*RECORDS PROVIDED*:
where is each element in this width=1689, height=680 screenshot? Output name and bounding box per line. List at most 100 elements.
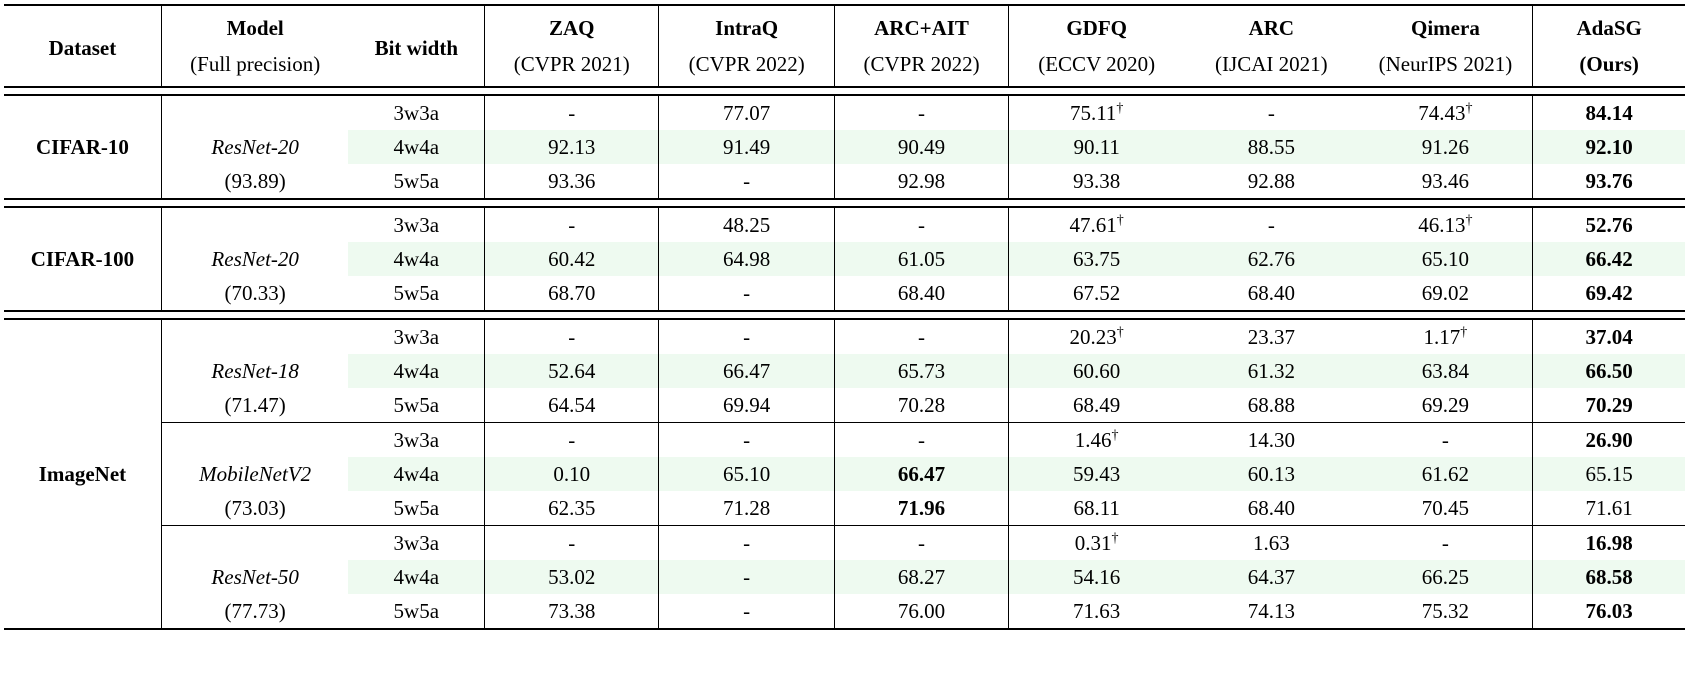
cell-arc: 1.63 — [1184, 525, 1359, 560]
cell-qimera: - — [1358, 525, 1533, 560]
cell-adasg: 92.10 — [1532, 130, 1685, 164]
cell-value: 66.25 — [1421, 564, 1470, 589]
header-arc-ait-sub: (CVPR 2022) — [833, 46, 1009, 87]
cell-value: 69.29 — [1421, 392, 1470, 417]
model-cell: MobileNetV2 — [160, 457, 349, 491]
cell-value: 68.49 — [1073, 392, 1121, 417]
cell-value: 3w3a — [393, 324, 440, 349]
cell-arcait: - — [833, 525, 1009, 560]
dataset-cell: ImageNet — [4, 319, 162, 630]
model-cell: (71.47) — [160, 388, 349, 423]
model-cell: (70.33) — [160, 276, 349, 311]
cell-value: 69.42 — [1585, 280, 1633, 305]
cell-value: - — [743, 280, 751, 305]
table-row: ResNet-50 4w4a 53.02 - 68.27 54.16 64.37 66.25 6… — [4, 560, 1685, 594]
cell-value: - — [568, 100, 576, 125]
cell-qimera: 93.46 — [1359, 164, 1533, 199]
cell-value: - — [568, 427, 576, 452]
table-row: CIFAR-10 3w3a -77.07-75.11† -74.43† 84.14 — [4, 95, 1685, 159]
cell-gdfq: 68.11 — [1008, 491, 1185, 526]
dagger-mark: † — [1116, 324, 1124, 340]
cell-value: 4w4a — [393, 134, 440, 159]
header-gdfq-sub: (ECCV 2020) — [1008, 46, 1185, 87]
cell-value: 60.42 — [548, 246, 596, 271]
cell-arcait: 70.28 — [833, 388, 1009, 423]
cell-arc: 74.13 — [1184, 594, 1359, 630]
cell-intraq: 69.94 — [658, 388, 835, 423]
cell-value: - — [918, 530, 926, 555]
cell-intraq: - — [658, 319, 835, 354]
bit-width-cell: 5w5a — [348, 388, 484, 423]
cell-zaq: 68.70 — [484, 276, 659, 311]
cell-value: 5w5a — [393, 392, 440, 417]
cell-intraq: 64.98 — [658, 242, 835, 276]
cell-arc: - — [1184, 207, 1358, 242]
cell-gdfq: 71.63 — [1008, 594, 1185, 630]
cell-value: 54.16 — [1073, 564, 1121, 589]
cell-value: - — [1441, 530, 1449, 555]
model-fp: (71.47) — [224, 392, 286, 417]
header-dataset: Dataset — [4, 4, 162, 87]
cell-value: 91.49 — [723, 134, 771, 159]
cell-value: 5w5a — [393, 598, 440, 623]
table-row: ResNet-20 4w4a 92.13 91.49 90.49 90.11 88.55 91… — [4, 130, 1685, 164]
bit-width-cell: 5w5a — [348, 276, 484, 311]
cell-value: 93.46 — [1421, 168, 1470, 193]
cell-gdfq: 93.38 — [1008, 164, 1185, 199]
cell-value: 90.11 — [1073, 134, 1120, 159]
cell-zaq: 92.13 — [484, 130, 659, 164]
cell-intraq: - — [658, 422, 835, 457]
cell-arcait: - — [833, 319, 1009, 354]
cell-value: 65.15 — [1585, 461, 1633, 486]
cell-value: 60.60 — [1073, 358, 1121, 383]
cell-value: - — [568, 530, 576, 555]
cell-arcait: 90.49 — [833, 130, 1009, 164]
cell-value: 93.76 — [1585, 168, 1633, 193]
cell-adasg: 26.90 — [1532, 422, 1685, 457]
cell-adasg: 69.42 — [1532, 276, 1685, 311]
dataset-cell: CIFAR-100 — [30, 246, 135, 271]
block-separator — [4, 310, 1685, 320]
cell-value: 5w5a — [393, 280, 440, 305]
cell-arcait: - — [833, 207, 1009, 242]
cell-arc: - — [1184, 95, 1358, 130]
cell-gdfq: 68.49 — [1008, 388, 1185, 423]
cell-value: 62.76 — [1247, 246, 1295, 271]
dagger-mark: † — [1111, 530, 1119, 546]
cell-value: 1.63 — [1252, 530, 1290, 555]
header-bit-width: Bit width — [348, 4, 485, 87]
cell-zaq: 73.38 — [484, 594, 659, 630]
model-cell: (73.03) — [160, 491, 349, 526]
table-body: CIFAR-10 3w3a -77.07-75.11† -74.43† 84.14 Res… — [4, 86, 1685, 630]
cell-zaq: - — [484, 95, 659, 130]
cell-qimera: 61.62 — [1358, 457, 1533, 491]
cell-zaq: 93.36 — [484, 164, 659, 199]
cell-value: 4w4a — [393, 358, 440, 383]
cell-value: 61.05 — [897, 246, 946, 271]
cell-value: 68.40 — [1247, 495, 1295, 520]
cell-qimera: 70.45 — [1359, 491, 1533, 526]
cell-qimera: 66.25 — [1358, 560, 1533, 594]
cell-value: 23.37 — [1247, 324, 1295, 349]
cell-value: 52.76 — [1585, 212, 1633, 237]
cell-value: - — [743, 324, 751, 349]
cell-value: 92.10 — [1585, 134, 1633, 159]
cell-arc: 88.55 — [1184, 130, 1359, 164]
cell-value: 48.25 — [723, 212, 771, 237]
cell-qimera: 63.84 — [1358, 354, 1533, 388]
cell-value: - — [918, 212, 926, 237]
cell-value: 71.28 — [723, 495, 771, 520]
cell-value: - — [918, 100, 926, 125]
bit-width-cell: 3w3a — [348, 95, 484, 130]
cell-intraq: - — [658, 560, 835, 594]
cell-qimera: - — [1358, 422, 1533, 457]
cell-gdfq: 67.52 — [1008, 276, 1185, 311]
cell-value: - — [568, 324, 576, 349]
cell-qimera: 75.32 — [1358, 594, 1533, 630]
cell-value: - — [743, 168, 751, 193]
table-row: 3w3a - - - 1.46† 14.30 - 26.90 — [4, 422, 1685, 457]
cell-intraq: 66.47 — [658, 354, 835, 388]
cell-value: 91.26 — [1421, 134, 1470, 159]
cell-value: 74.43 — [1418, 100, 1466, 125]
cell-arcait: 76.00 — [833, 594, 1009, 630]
--
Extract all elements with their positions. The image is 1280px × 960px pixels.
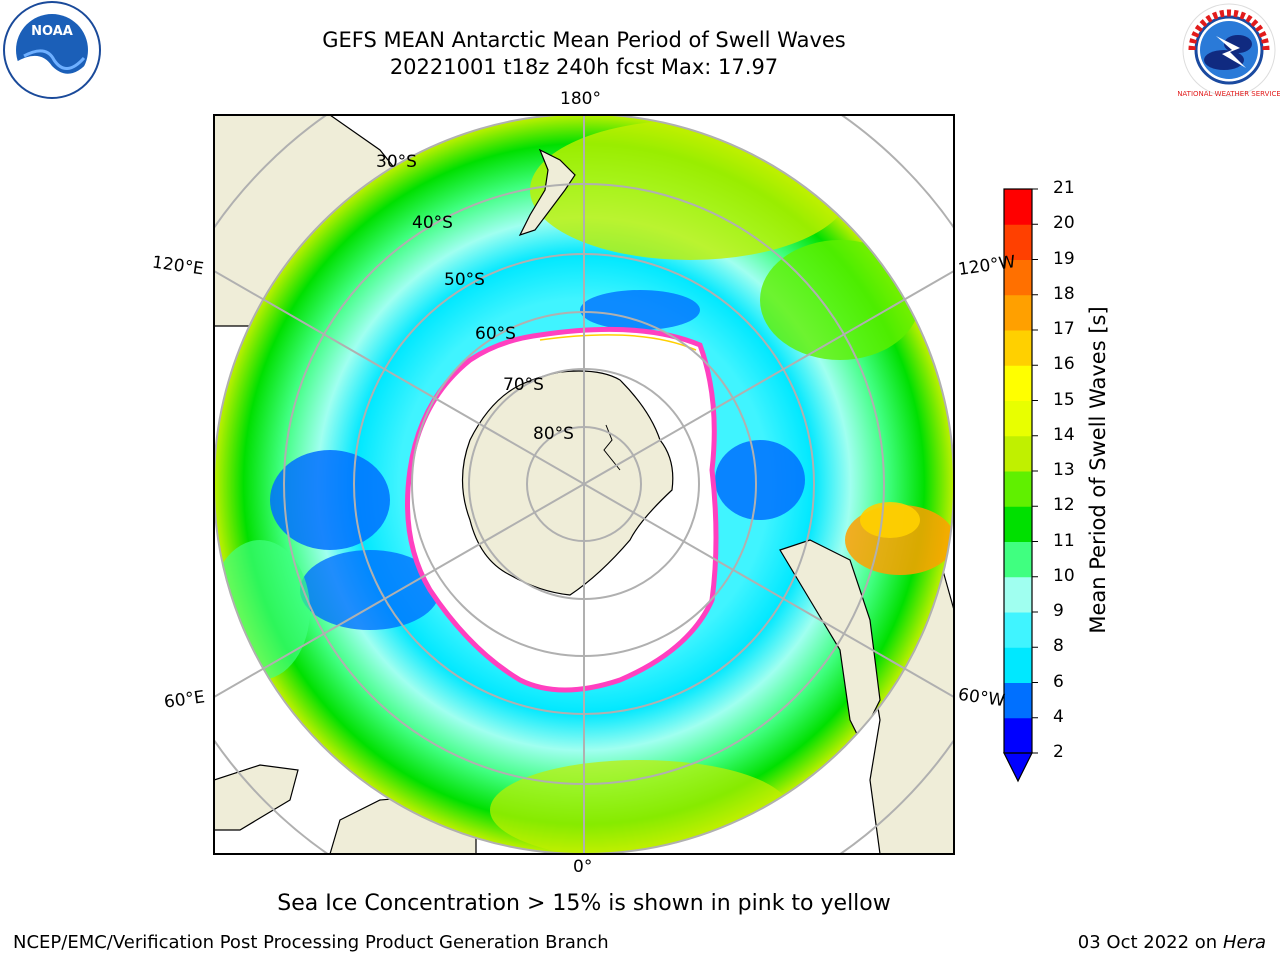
---
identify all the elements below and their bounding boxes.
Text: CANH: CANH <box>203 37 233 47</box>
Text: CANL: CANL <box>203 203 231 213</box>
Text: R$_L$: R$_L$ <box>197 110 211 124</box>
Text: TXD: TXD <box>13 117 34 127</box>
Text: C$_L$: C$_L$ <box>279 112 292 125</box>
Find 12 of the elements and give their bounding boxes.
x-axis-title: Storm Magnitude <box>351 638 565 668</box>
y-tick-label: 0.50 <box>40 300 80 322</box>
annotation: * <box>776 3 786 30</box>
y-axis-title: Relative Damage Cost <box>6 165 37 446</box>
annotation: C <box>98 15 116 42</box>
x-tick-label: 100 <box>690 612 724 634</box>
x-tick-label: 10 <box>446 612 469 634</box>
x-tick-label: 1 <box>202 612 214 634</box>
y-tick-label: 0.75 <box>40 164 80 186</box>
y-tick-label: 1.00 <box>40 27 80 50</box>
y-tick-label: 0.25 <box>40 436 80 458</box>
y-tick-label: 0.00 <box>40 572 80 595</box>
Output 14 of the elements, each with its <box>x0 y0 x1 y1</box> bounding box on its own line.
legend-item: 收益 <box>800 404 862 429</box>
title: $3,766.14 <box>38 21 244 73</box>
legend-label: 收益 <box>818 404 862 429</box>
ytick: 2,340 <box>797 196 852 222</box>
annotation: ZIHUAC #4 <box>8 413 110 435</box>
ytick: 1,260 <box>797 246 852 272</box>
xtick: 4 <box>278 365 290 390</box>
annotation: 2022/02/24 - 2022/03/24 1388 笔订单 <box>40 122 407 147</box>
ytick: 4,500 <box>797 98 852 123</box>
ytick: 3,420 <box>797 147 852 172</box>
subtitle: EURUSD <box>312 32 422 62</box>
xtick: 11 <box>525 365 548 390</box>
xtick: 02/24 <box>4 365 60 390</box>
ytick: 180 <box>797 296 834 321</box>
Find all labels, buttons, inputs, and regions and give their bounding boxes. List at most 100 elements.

*WHAT IS EXPECTED*:
Rewrite the part that opens with the line containing "where is each" and closes with the line containing "cell-value: 69.42 — [1585, 280, 1633, 305]", changing every "model-cell" to "model-name" and keeping everything else the same. Leave the pictures out of your answer.

*RESPONSE FOR THIS EXERCISE*:
where is each element in this width=1689, height=680 screenshot? Output name and bounding box per line. List at most 100 elements.
cell-arc: 1.63 — [1184, 525, 1359, 560]
cell-qimera: - — [1358, 525, 1533, 560]
cell-adasg: 92.10 — [1532, 130, 1685, 164]
cell-value: 66.25 — [1421, 564, 1470, 589]
header-arc-ait-sub: (CVPR 2022) — [833, 46, 1009, 87]
cell-value: 69.29 — [1421, 392, 1470, 417]
model-name: MobileNetV2 — [160, 457, 349, 491]
cell-value: 68.49 — [1073, 392, 1121, 417]
cell-value: 3w3a — [393, 324, 440, 349]
cell-arcait: - — [833, 525, 1009, 560]
dataset-cell: ImageNet — [4, 319, 162, 630]
model-name: (71.47) — [160, 388, 349, 423]
model-name: (70.33) — [160, 276, 349, 311]
cell-value: 69.42 — [1585, 280, 1633, 305]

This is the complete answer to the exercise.